Fragmento:

Fiesta, cultura, jolgorio…?... Desorden, mal rato,
crimen. Las fiestas de la calle San Sebastián
han sido un elemento icónico de la cultura puertorriqueña desde sus comienzos
(1954), siendo esta celebración la actividad que marca el final de “las navidades
más largas del mundo”. Concebidas
originalmente para recaudar fondos para la catedral San José del Viejo San Juan,
esta festividad fue evolucionando al nivel de ser una actividad que en algunos círculos
se compara con el Mardi Gras de Nueva Orleans y hasta con el Carnaval de Rio de
Janeiro. Las comparsas y las muestras de diferentes formas de la cultura, que
van desde el arte hasta la música, son la razón por la cual miles de personas,
nativos y extranjeros, se dan cita a esta festividad “familiar” y de “pueblo”.
Ahora bien… El que me diga que se siente orgulloso de ser
boricua luego de estas fiestas, en este año, debe estar mal de la cabeza. Hace bastantes años que no asisto a esas
fiestas porque ya desde hace bastante tiempo se habían transformado de una
actividad de la cultura del pueblo a una especie de mega fiesta patronal cafronda
en donde era difícil terminar la noche sin haber pasado un mal rato. Bullicio y empujones es lo primero que te
encuentras, olor a orín y en ocasiones a mierda… Borrachos imprudentes, “teenagers”
marihuaneros realizando actos de vandalismo, corillos de maleantes asaltando a
la gente en la calle y mujeres cuasi desmayadas de tanto alcohol consumido son
las estampas que yo vi en mis años en las fiestas. Hoy en día sigue lo mismo pero a una escala
mayor, es tanto así que se reporto un asesinato en plena actividad y prácticamente
al lado de un cuartel rodante de la policía municipal de la capital. Según la policía la victima de esta muerte
fue ultimada porque tropezó con otro individuo, comenzaron una discusión que
termino con unas detonaciones realizadas al joven asesinado.

Datos registrados:
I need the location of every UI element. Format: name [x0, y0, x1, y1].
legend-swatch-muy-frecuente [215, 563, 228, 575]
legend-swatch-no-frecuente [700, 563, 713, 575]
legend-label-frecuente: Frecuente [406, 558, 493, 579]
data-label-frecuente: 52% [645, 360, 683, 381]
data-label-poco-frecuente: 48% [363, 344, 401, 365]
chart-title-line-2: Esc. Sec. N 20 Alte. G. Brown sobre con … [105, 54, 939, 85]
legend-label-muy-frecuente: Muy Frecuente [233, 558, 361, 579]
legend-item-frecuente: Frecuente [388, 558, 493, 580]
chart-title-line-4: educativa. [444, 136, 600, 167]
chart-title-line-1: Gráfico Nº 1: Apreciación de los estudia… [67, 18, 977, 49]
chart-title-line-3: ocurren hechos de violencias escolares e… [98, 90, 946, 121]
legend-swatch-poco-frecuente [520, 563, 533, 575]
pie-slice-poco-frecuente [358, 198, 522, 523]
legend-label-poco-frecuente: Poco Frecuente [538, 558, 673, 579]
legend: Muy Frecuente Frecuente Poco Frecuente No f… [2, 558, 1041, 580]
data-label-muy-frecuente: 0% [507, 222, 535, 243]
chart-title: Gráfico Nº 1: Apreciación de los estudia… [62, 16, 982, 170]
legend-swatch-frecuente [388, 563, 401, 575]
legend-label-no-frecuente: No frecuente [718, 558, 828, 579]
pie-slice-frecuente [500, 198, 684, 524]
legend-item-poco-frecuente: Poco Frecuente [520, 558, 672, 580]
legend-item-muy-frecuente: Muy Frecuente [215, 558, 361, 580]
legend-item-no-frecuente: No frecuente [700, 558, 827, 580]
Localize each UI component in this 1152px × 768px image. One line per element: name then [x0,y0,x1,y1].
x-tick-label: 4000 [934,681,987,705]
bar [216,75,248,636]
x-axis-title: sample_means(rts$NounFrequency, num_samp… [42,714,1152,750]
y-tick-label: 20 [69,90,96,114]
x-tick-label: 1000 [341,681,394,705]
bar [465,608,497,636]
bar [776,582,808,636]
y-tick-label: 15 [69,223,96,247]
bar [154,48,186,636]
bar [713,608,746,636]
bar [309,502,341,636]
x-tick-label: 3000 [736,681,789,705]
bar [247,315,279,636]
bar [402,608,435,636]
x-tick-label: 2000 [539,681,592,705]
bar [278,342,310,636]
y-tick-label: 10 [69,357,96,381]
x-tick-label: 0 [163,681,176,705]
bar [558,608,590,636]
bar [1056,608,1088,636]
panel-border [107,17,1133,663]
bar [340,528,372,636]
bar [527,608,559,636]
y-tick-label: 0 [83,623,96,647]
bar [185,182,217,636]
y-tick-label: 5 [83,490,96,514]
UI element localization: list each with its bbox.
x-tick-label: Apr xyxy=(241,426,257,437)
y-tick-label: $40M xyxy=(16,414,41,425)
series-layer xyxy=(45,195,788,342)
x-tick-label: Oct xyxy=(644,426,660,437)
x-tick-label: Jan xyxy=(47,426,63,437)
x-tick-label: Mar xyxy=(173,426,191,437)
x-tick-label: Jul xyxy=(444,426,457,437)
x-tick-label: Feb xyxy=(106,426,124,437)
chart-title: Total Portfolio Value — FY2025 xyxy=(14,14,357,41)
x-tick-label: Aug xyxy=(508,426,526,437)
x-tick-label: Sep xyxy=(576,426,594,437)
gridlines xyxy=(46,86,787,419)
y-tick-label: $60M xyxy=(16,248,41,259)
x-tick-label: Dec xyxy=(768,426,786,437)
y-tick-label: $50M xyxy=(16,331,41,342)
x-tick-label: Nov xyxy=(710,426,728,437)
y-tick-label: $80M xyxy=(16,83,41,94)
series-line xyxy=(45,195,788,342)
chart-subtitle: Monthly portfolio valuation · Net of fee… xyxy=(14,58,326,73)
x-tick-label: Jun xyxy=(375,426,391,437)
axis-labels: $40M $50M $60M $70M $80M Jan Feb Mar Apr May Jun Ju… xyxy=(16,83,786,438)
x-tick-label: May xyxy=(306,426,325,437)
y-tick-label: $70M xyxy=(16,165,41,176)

Tareas:
a – Enumera todas las figuras que el fragmento sobre las fiestas de la calle San Sebastián presenta como «las estampas que yo vi».
b – Responde estas preguntas sobre el fragmento:
(i) ¿En qué año comenzaron las fiestas?
(ii) ¿Para qué se concibieron originalmente?
(iii) Según la policía, ¿por qué fue ultimada la víctima?
Las entradas no guardan relación con el fragmento.

Respuestas:
a –
Borrachos imprudentes
«Teenagers» marihuaneros realizando actos de vandalismo
Corillos de maleantes asaltando a la gente en la calle
Mujeres cuasi desmayadas de tanto alcohol consumido

b –
(i) En 1954.
(ii) Para recaudar fondos para la catedral San José del Viejo San Juan.
(iii) Porque tropezó con otro individuo, con quien comenzó una discusión.